Figure contents as structured data
==*==

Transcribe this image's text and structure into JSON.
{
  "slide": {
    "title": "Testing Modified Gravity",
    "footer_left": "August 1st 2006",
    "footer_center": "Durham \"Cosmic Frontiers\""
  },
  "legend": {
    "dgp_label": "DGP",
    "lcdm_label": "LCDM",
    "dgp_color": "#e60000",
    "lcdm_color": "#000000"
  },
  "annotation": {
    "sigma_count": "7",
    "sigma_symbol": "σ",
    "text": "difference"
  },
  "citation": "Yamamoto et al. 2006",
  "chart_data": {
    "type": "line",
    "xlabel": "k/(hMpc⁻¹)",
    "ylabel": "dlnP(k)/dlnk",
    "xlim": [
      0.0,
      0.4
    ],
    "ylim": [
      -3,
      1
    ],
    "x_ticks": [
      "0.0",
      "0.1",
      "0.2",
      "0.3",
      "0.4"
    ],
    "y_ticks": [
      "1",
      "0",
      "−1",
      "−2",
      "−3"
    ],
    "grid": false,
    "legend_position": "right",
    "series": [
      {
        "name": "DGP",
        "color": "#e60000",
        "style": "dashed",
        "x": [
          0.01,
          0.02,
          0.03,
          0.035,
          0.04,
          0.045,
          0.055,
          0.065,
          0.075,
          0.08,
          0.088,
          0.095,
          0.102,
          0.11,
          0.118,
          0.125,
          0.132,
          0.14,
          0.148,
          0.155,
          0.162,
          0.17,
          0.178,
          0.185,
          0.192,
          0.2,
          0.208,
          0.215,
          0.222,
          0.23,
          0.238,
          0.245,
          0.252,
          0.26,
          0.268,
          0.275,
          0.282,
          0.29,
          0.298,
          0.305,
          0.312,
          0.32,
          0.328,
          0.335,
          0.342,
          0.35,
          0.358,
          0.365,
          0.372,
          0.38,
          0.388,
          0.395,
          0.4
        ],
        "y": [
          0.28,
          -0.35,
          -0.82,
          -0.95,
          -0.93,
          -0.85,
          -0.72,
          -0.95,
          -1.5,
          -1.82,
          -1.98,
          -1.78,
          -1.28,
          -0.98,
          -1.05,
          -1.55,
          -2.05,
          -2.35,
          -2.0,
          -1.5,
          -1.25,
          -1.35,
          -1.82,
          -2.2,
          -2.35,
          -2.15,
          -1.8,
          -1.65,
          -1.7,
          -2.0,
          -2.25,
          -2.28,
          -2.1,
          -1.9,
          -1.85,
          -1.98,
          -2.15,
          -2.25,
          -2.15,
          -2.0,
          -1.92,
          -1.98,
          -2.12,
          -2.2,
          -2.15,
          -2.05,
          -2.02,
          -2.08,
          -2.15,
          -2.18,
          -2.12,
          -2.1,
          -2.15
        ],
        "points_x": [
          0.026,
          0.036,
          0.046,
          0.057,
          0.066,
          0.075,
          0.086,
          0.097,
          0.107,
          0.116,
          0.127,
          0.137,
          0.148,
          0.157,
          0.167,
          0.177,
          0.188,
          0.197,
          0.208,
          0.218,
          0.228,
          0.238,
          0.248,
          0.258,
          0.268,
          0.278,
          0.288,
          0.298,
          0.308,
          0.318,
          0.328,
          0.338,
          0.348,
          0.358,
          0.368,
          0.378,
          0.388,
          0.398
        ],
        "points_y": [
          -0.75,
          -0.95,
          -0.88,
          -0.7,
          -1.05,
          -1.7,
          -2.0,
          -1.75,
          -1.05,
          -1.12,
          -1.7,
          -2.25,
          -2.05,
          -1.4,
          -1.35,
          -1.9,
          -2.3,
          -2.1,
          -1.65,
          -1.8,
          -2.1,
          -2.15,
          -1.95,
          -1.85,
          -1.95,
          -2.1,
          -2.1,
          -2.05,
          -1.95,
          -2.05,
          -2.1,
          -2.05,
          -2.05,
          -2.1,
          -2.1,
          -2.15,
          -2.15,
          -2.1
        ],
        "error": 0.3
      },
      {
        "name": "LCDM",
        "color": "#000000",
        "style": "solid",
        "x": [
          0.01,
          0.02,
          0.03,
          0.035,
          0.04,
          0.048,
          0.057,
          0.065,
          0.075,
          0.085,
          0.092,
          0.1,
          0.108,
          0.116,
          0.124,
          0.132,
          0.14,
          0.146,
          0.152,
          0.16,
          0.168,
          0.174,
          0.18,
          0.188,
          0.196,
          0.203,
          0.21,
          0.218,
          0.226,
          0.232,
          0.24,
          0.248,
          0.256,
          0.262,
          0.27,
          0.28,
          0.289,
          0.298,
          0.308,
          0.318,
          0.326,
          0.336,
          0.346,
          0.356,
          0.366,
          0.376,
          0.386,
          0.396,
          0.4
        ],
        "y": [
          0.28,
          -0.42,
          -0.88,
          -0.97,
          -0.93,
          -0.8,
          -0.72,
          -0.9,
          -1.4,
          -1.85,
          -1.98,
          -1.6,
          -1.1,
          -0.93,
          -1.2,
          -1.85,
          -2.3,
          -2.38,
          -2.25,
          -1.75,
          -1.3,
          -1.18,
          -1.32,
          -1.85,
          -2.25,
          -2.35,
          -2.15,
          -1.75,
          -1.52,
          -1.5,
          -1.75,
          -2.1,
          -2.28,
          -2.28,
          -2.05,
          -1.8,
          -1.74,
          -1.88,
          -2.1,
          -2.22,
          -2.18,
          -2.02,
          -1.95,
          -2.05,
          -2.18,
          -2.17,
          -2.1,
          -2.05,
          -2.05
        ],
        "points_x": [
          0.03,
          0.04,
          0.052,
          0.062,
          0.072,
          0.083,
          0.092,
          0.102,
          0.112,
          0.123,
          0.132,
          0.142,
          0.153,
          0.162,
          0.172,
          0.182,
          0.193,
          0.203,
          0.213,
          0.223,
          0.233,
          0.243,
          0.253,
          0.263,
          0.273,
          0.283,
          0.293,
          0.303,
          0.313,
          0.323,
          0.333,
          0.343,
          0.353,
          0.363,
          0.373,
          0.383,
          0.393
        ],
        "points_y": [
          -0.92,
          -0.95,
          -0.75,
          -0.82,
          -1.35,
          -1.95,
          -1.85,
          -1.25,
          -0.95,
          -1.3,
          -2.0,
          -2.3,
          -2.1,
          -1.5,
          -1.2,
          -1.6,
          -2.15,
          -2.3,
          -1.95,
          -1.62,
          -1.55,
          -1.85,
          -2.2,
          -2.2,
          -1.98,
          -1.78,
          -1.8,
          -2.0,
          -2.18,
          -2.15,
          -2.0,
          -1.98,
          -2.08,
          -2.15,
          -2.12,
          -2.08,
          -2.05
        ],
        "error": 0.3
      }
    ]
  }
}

==*==

Exercise instructions
All of the entries above should be written out again exactly.

Reply
Transcribe this image's text and structure into JSON.
{
  "slide": {
    "title": "Testing Modified Gravity",
    "footer_left": "August 1st 2006",
    "footer_center": "Durham \"Cosmic Frontiers\""
  },
  "legend": {
    "dgp_label": "DGP",
    "lcdm_label": "LCDM",
    "dgp_color": "#e60000",
    "lcdm_color": "#000000"
  },
  "annotation": {
    "sigma_count": "7",
    "sigma_symbol": "σ",
    "text": "difference"
  },
  "citation": "Yamamoto et al. 2006",
  "chart_data": {
    "type": "line",
    "xlabel": "k/(hMpc⁻¹)",
    "ylabel": "dlnP(k)/dlnk",
    "xlim": [
      0.0,
      0.4
    ],
    "ylim": [
      -3,
      1
    ],
    "x_ticks": [
      "0.0",
      "0.1",
      "0.2",
      "0.3",
      "0.4"
    ],
    "y_ticks": [
      "1",
      "0",
      "−1",
      "−2",
      "−3"
    ],
    "grid": false,
    "legend_position": "right",
    "series": [
      {
        "name": "DGP",
        "color": "#e60000",
        "style": "dashed",
        "x": [
          0.01,
          0.02,
          0.03,
          0.035,
          0.04,
          0.045,
          0.055,
          0.065,
          0.075,
          0.08,
          0.088,
          0.095,
          0.102,
          0.11,
          0.118,
          0.125,
          0.132,
          0.14,
          0.148,
          0.155,
          0.162,
          0.17,
          0.178,
          0.185,
          0.192,
          0.2,
          0.208,
          0.215,
          0.222,
          0.23,
          0.238,
          0.245,
          0.252,
          0.26,
          0.268,
          0.275,
          0.282,
          0.29,
          0.298,
          0.305,
          0.312,
          0.32,
          0.328,
          0.335,
          0.342,
          0.35,
          0.358,
          0.365,
          0.372,
          0.38,
          0.388,
          0.395,
          0.4
        ],
        "y": [
          0.28,
          -0.35,
          -0.82,
          -0.95,
          -0.93,
          -0.85,
          -0.72,
          -0.95,
          -1.5,
          -1.82,
          -1.98,
          -1.78,
          -1.28,
          -0.98,
          -1.05,
          -1.55,
          -2.05,
          -2.35,
          -2.0,
          -1.5,
          -1.25,
          -1.35,
          -1.82,
          -2.2,
          -2.35,
          -2.15,
          -1.8,
          -1.65,
          -1.7,
          -2.0,
          -2.25,
          -2.28,
          -2.1,
          -1.9,
          -1.85,
          -1.98,
          -2.15,
          -2.25,
          -2.15,
          -2.0,
          -1.92,
          -1.98,
          -2.12,
          -2.2,
          -2.15,
          -2.05,
          -2.02,
          -2.08,
          -2.15,
          -2.18,
          -2.12,
          -2.1,
          -2.15
        ],
        "points_x": [
          0.026,
          0.036,
          0.046,
          0.057,
          0.066,
          0.075,
          0.086,
          0.097,
          0.107,
          0.116,
          0.127,
          0.137,
          0.148,
          0.157,
          0.167,
          0.177,
          0.188,
          0.197,
          0.208,
          0.218,
          0.228,
          0.238,
          0.248,
          0.258,
          0.268,
          0.278,
          0.288,
          0.298,
          0.308,
          0.318,
          0.328,
          0.338,
          0.348,
          0.358,
          0.368,
          0.378,
          0.388,
          0.398
        ],
        "points_y": [
          -0.75,
          -0.95,
          -0.88,
          -0.7,
          -1.05,
          -1.7,
          -2.0,
          -1.75,
          -1.05,
          -1.12,
          -1.7,
          -2.25,
          -2.05,
          -1.4,
          -1.35,
          -1.9,
          -2.3,
          -2.1,
          -1.65,
          -1.8,
          -2.1,
          -2.15,
          -1.95,
          -1.85,
          -1.95,
          -2.1,
          -2.1,
          -2.05,
          -1.95,
          -2.05,
          -2.1,
          -2.05,
          -2.05,
          -2.1,
          -2.1,
          -2.15,
          -2.15,
          -2.1
        ],
        "error": 0.3
      },
      {
        "name": "LCDM",
        "color": "#000000",
        "style": "solid",
        "x": [
          0.01,
          0.02,
          0.03,
          0.035,
          0.04,
          0.048,
          0.057,
          0.065,
          0.075,
          0.085,
          0.092,
          0.1,
          0.108,
          0.116,
          0.124,
          0.132,
          0.14,
          0.146,
          0.152,
          0.16,
          0.168,
          0.174,
          0.18,
          0.188,
          0.196,
          0.203,
          0.21,
          0.218,
          0.226,
          0.232,
          0.24,
          0.248,
          0.256,
          0.262,
          0.27,
          0.28,
          0.289,
          0.298,
          0.308,
          0.318,
          0.326,
          0.336,
          0.346,
          0.356,
          0.366,
          0.376,
          0.386,
          0.396,
          0.4
        ],
        "y": [
          0.28,
          -0.42,
          -0.88,
          -0.97,
          -0.93,
          -0.8,
          -0.72,
          -0.9,
          -1.4,
          -1.85,
          -1.98,
          -1.6,
          -1.1,
          -0.93,
          -1.2,
          -1.85,
          -2.3,
          -2.38,
          -2.25,
          -1.75,
          -1.3,
          -1.18,
          -1.32,
          -1.85,
          -2.25,
          -2.35,
          -2.15,
          -1.75,
          -1.52,
          -1.5,
          -1.75,
          -2.1,
          -2.28,
          -2.28,
          -2.05,
          -1.8,
          -1.74,
          -1.88,
          -2.1,
          -2.22,
          -2.18,
          -2.02,
          -1.95,
          -2.05,
          -2.18,
          -2.17,
          -2.1,
          -2.05,
          -2.05
        ],
        "points_x": [
          0.03,
          0.04,
          0.052,
          0.062,
          0.072,
          0.083,
          0.092,
          0.102,
          0.112,
          0.123,
          0.132,
          0.142,
          0.153,
          0.162,
          0.172,
          0.182,
          0.193,
          0.203,
          0.213,
          0.223,
          0.233,
          0.243,
          0.253,
          0.263,
          0.273,
          0.283,
          0.293,
          0.303,
          0.313,
          0.323,
          0.333,
          0.343,
          0.353,
          0.363,
          0.373,
          0.383,
          0.393
        ],
        "points_y": [
          -0.92,
          -0.95,
          -0.75,
          -0.82,
          -1.35,
          -1.95,
          -1.85,
          -1.25,
          -0.95,
          -1.3,
          -2.0,
          -2.3,
          -2.1,
          -1.5,
          -1.2,
          -1.6,
          -2.15,
          -2.3,
          -1.95,
          -1.62,
          -1.55,
          -1.85,
          -2.2,
          -2.2,
          -1.98,
          -1.78,
          -1.8,
          -2.0,
          -2.18,
          -2.15,
          -2.0,
          -1.98,
          -2.08,
          -2.15,
          -2.12,
          -2.08,
          -2.05
        ],
        "error": 0.3
      }
    ]
  }
}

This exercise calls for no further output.